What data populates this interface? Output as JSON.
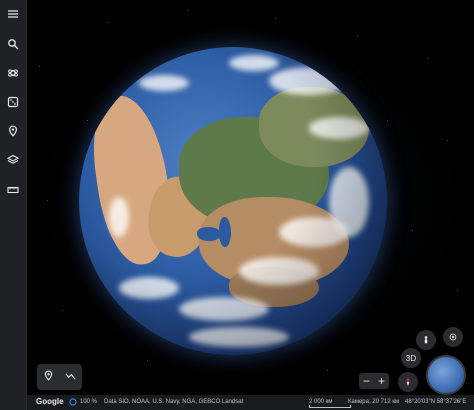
{
  "sidebar": {
    "items": [
      {
        "name": "menu-icon"
      },
      {
        "name": "search-icon"
      },
      {
        "name": "voyager-icon"
      },
      {
        "name": "feeling-lucky-icon"
      },
      {
        "name": "projects-icon"
      },
      {
        "name": "map-style-icon"
      },
      {
        "name": "measure-icon"
      }
    ]
  },
  "controls": {
    "view_mode_label": "3D",
    "zoom_out_label": "−",
    "zoom_in_label": "+"
  },
  "status": {
    "logo": "Google",
    "load_progress": "100 %",
    "attribution": "Data SIO, NOAA, U.S. Navy, NGA, GEBCO  Landsat",
    "scale": "2 000 км",
    "camera": "Камера: 20 712 км",
    "coordinates": "48°20'03\"N 58°37'26\"E"
  },
  "colors": {
    "sidebar_bg": "#202124",
    "panel_bg": "#2b2c30",
    "ocean": "#2f5fa6",
    "progress_ring": "#4285f4"
  }
}
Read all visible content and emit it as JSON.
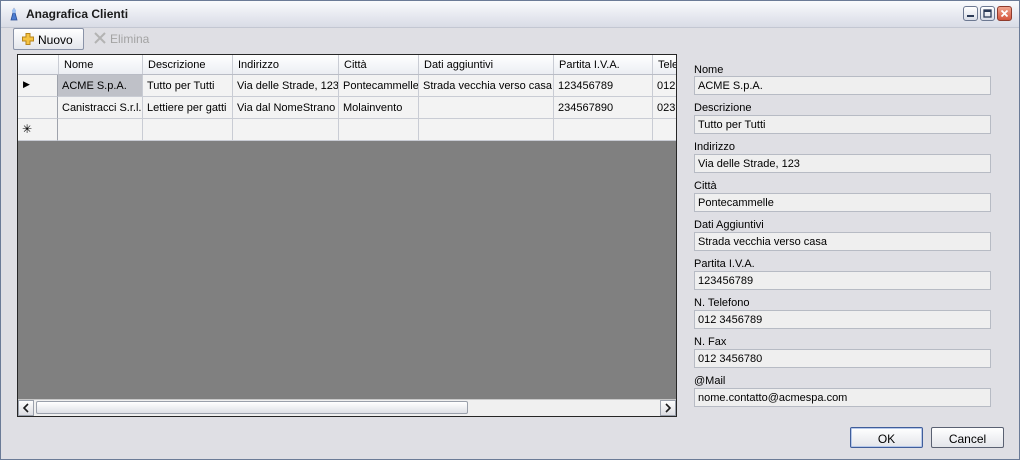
{
  "window": {
    "title": "Anagrafica Clienti"
  },
  "toolbar": {
    "new_label": "Nuovo",
    "delete_label": "Elimina"
  },
  "grid": {
    "columns": [
      "Nome",
      "Descrizione",
      "Indirizzo",
      "Città",
      "Dati aggiuntivi",
      "Partita I.V.A.",
      "Tele"
    ],
    "rows": [
      [
        "ACME S.p.A.",
        "Tutto per Tutti",
        "Via delle Strade, 123",
        "Pontecammelle",
        "Strada vecchia verso casa",
        "123456789",
        "012"
      ],
      [
        "Canistracci S.r.l.",
        "Lettiere per gatti",
        "Via dal NomeStrano",
        "Molainvento",
        "",
        "234567890",
        "023"
      ]
    ],
    "current_row_marker": "▶",
    "new_row_marker": "✳"
  },
  "form": {
    "fields": [
      {
        "label": "Nome",
        "value": "ACME S.p.A."
      },
      {
        "label": "Descrizione",
        "value": "Tutto per Tutti"
      },
      {
        "label": "Indirizzo",
        "value": "Via delle Strade, 123"
      },
      {
        "label": "Città",
        "value": "Pontecammelle"
      },
      {
        "label": "Dati Aggiuntivi",
        "value": "Strada vecchia verso casa"
      },
      {
        "label": "Partita I.V.A.",
        "value": "123456789"
      },
      {
        "label": "N. Telefono",
        "value": "012 3456789"
      },
      {
        "label": "N. Fax",
        "value": "012 3456780"
      },
      {
        "label": "@Mail",
        "value": "nome.contatto@acmespa.com"
      }
    ]
  },
  "buttons": {
    "ok_label": "OK",
    "cancel_label": "Cancel"
  },
  "icons": {
    "app": "app-icon",
    "new": "plus-icon",
    "delete": "x-icon",
    "minimize": "minimize-icon",
    "maximize": "maximize-icon",
    "close": "close-icon"
  }
}
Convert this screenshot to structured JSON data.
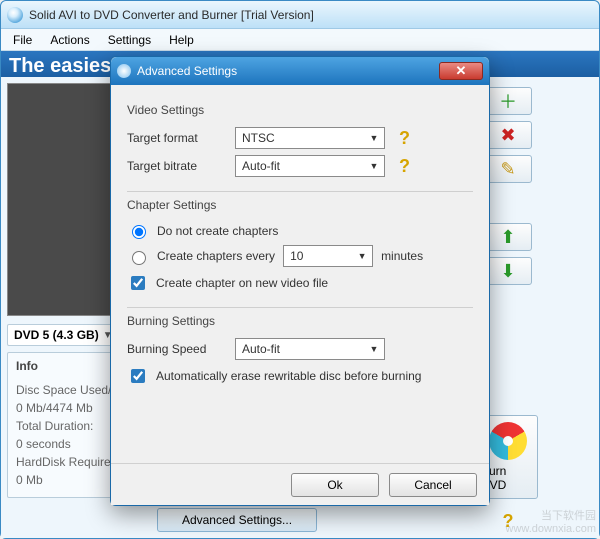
{
  "window": {
    "title": "Solid AVI to DVD Converter and Burner [Trial Version]"
  },
  "menu": [
    "File",
    "Actions",
    "Settings",
    "Help"
  ],
  "banner": "The easies",
  "dvd_bar": {
    "label": "DVD 5  (4.3 GB)"
  },
  "info": {
    "header": "Info",
    "disc_label": "Disc Space Used/Tot...",
    "disc_value": "0 Mb/4474 Mb",
    "duration_label": "Total Duration:",
    "duration_value": "0 seconds",
    "hdd_label": "HardDisk Required:",
    "hdd_value": "0 Mb"
  },
  "advanced_button": "Advanced Settings...",
  "sidebar": {
    "add_icon": "＋",
    "delete_icon": "✖",
    "edit_icon": "✎",
    "up_icon": "⬆",
    "down_icon": "⬇",
    "burn_label": "Burn DVD"
  },
  "dialog": {
    "title": "Advanced Settings",
    "video_section": "Video Settings",
    "target_format_label": "Target format",
    "target_format_value": "NTSC",
    "target_bitrate_label": "Target bitrate",
    "target_bitrate_value": "Auto-fit",
    "chapter_section": "Chapter Settings",
    "radio_no_chapters": "Do not create chapters",
    "radio_create_every": "Create chapters every",
    "every_value": "10",
    "every_unit": "minutes",
    "check_new_file": "Create chapter on new video file",
    "burning_section": "Burning Settings",
    "burning_speed_label": "Burning Speed",
    "burning_speed_value": "Auto-fit",
    "check_erase": "Automatically erase rewritable disc before burning",
    "ok": "Ok",
    "cancel": "Cancel"
  },
  "watermark": {
    "line1": "当下软件园",
    "line2": "www.downxia.com"
  }
}
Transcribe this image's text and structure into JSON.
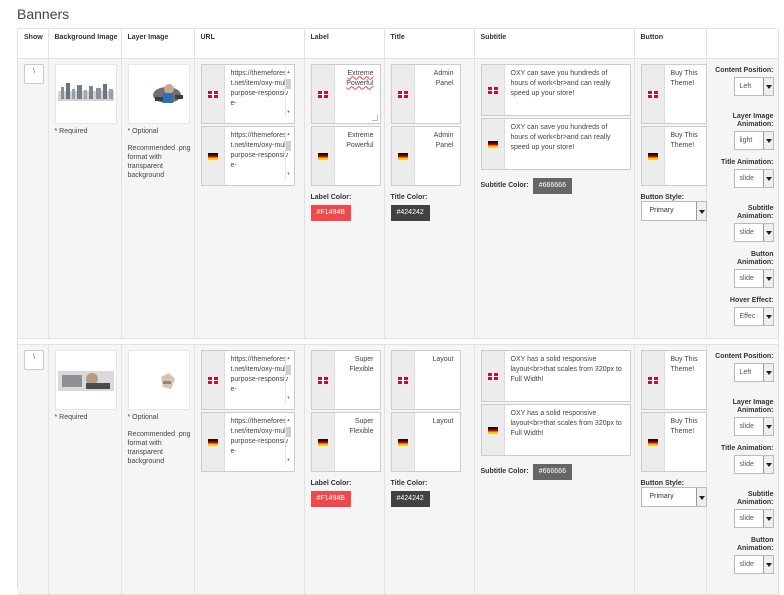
{
  "page_title": "Banners",
  "columns": [
    "Show",
    "Background Image",
    "Layer Image",
    "URL",
    "Label",
    "Title",
    "Subtitle",
    "Button",
    ""
  ],
  "required_text": "* Required",
  "optional_text": "* Optional",
  "layer_note": "Recommended .png format with transparent background",
  "label_color_text": "Label Color:",
  "title_color_text": "Title Color:",
  "subtitle_color_text": "Subtitle Color:",
  "button_style_text": "Button Style:",
  "colors": {
    "label": "#F1494B",
    "title": "#424242",
    "subtitle": "#666666"
  },
  "options_labels": {
    "content_position": "Content Position:",
    "layer_anim": "Layer Image Animation:",
    "title_anim": "Title Animation:",
    "subtitle_anim": "Subtitle Animation:",
    "button_anim": "Button Animation:",
    "hover": "Hover Effect:"
  },
  "rows": [
    {
      "show": "\\",
      "url_en": "https://themeforest.net/item/oxy-multipurpose-responsive-",
      "url_de": "https://themeforest.net/item/oxy-multipurpose-responsive-",
      "label_en_1": "Extreme",
      "label_en_2": "Powerful",
      "label_de": "Extreme Powerful",
      "title_en": "Admin Panel",
      "title_de": "Admin Panel",
      "subtitle_en": "OXY can save you hundreds of hours of work<br>and can really speed up your store!",
      "subtitle_de": "OXY can save you hundreds of hours of work<br>and can really speed up your store!",
      "button_en": "Buy This Theme!",
      "button_de": "Buy This Theme!",
      "label_color": "#F1494B",
      "title_color": "#424242",
      "subtitle_color": "#666666",
      "button_style": "Primary",
      "opt_position": "Left",
      "opt_layer": "light",
      "opt_title": "slide",
      "opt_subtitle": "slide",
      "opt_button": "slide",
      "opt_hover": "Effec"
    },
    {
      "show": "\\",
      "url_en": "https://themeforest.net/item/oxy-multipurpose-responsive-",
      "url_de": "https://themeforest.net/item/oxy-multipurpose-responsive-",
      "label_en_1": "Super",
      "label_en_2": "Flexible",
      "label_de": "Super Flexible",
      "title_en": "Layout",
      "title_de": "Layout",
      "subtitle_en": "OXY has a solid responsive layout<br>that scales from 320px to Full Width!",
      "subtitle_de": "OXY has a solid responsive layout<br>that scales from 320px to Full Width!",
      "button_en": "Buy This Theme!",
      "button_de": "Buy This Theme!",
      "label_color": "#F1494B",
      "title_color": "#424242",
      "subtitle_color": "#666666",
      "button_style": "Primary",
      "opt_position": "Left",
      "opt_layer": "slide",
      "opt_title": "slide",
      "opt_subtitle": "slide",
      "opt_button": "slide"
    }
  ]
}
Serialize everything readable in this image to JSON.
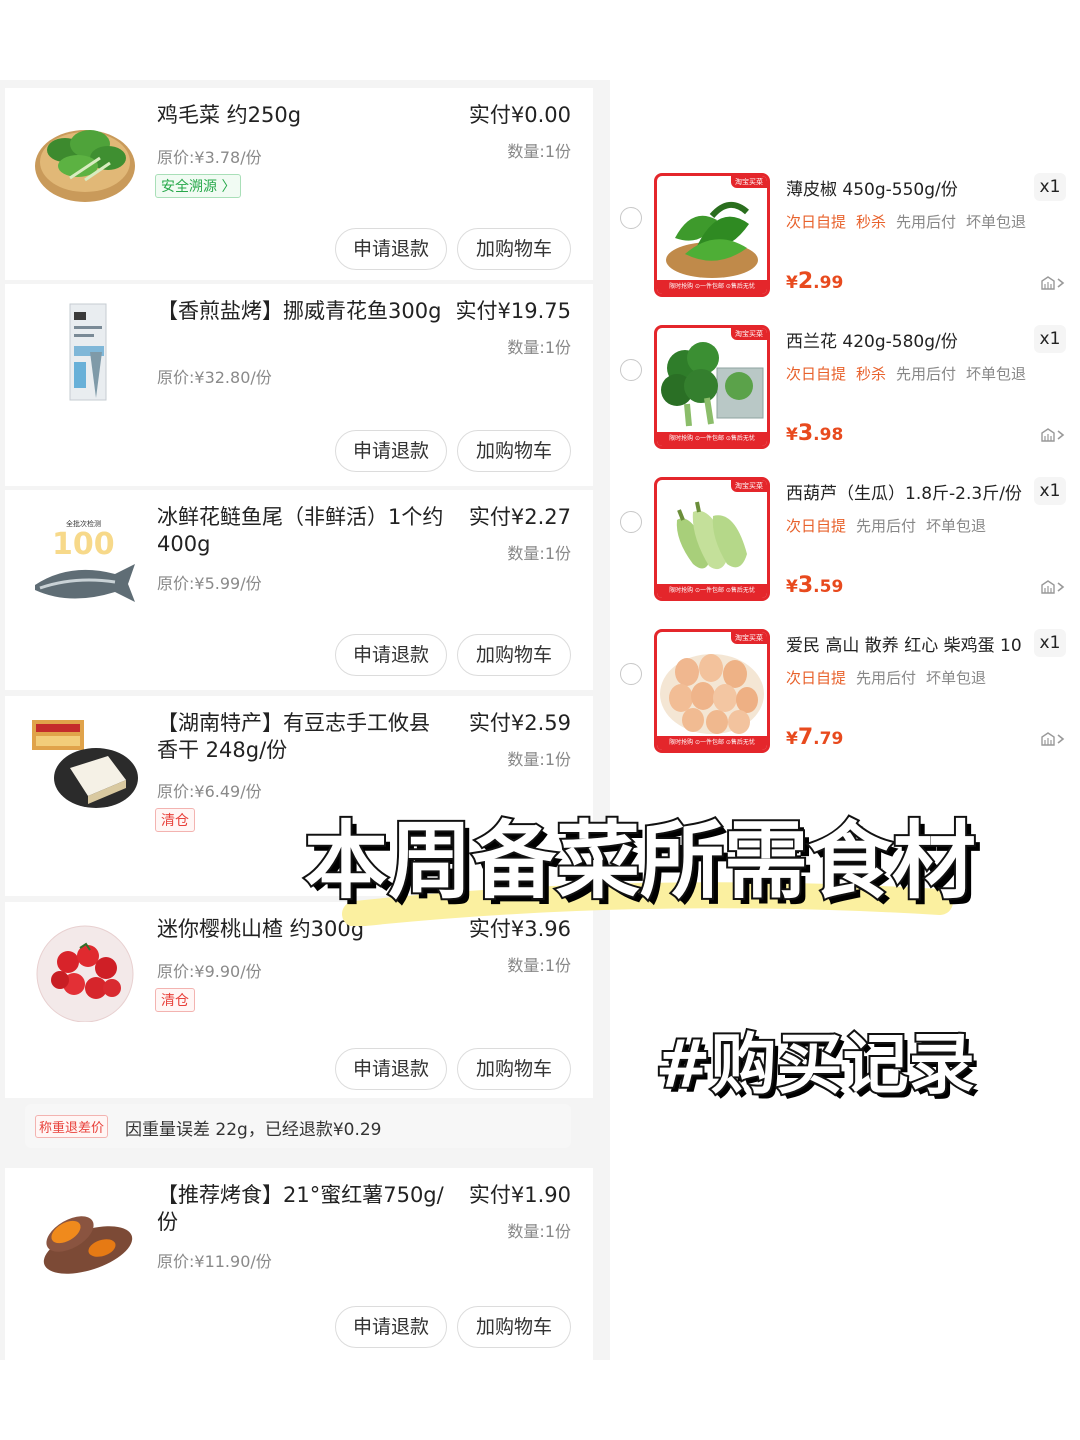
{
  "orders": [
    {
      "name": "鸡毛菜 约250g",
      "paid": "实付¥0.00",
      "qty": "数量:1份",
      "original_price": "原价:¥3.78/份",
      "tag": "安全溯源 〉",
      "tag_color": "green",
      "refund_label": "申请退款",
      "cart_label": "加购物车",
      "thumb": "leafy-greens"
    },
    {
      "name": "【香煎盐烤】挪威青花鱼300g",
      "paid": "实付¥19.75",
      "qty": "数量:1份",
      "original_price": "原价:¥32.80/份",
      "tag": "",
      "refund_label": "申请退款",
      "cart_label": "加购物车",
      "thumb": "mackerel-pack"
    },
    {
      "name": "冰鲜花鲢鱼尾（非鲜活）1个约400g",
      "paid": "实付¥2.27",
      "qty": "数量:1份",
      "original_price": "原价:¥5.99/份",
      "tag": "",
      "refund_label": "申请退款",
      "cart_label": "加购物车",
      "thumb": "fish-tail"
    },
    {
      "name": "【湖南特产】有豆志手工攸县香干 248g/份",
      "paid": "实付¥2.59",
      "qty": "数量:1份",
      "original_price": "原价:¥6.49/份",
      "tag": "清仓",
      "tag_color": "red",
      "refund_label": "申请退款",
      "cart_label": "加购物车",
      "thumb": "dried-tofu"
    },
    {
      "name": "迷你樱桃山楂 约300g",
      "paid": "实付¥3.96",
      "qty": "数量:1份",
      "original_price": "原价:¥9.90/份",
      "tag": "清仓",
      "tag_color": "red",
      "refund_label": "申请退款",
      "cart_label": "加购物车",
      "thumb": "hawthorn"
    },
    {
      "name": "【推荐烤食】21°蜜红薯750g/份",
      "paid": "实付¥1.90",
      "qty": "数量:1份",
      "original_price": "原价:¥11.90/份",
      "tag": "",
      "refund_label": "申请退款",
      "cart_label": "加购物车",
      "thumb": "sweet-potato"
    }
  ],
  "refund_note": {
    "tag": "称重退差价",
    "text": "因重量误差 22g，已经退款¥0.29"
  },
  "cart_items": [
    {
      "name": "薄皮椒 450g-550g/份",
      "mult": "x1",
      "tags": [
        "次日自提",
        "秒杀",
        "先用后付",
        "坏单包退"
      ],
      "price_yen": "¥",
      "price_int": "2",
      "price_dec": ".99",
      "thumb": "green-peppers"
    },
    {
      "name": "西兰花 420g-580g/份",
      "mult": "x1",
      "tags": [
        "次日自提",
        "秒杀",
        "先用后付",
        "坏单包退"
      ],
      "price_yen": "¥",
      "price_int": "3",
      "price_dec": ".98",
      "thumb": "broccoli"
    },
    {
      "name": "西葫芦（生瓜）1.8斤-2.3斤/份",
      "mult": "x1",
      "tags": [
        "次日自提",
        "先用后付",
        "坏单包退"
      ],
      "price_yen": "¥",
      "price_int": "3",
      "price_dec": ".59",
      "thumb": "zucchini"
    },
    {
      "name": "爱民 高山 散养 红心 柴鸡蛋 10",
      "mult": "x1",
      "tags": [
        "次日自提",
        "先用后付",
        "坏单包退"
      ],
      "price_yen": "¥",
      "price_int": "7",
      "price_dec": ".79",
      "thumb": "eggs"
    }
  ],
  "cart_badge": "淘宝买菜",
  "cart_footer": "限时抢购 ⊙一件包邮 ⊙售后无忧",
  "headline": "本周备菜所需食材",
  "hashtag": "#购买记录",
  "colors": {
    "price_red": "#e84a1e",
    "tag_orange": "#e8612b",
    "frame_red": "#e4262b",
    "green_tag": "#27a84a",
    "highlight_yellow": "#fbf0a0"
  }
}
——————————
**Your goal:**
Return each line of the listing that holds the string "from".

**Solved problem:**
      "subtitle_en": "OXY has a solid responsive layout<br>that scales from 320px to Full Width!",
      "subtitle_de": "OXY has a solid responsive layout<br>that scales from 320px to Full Width!",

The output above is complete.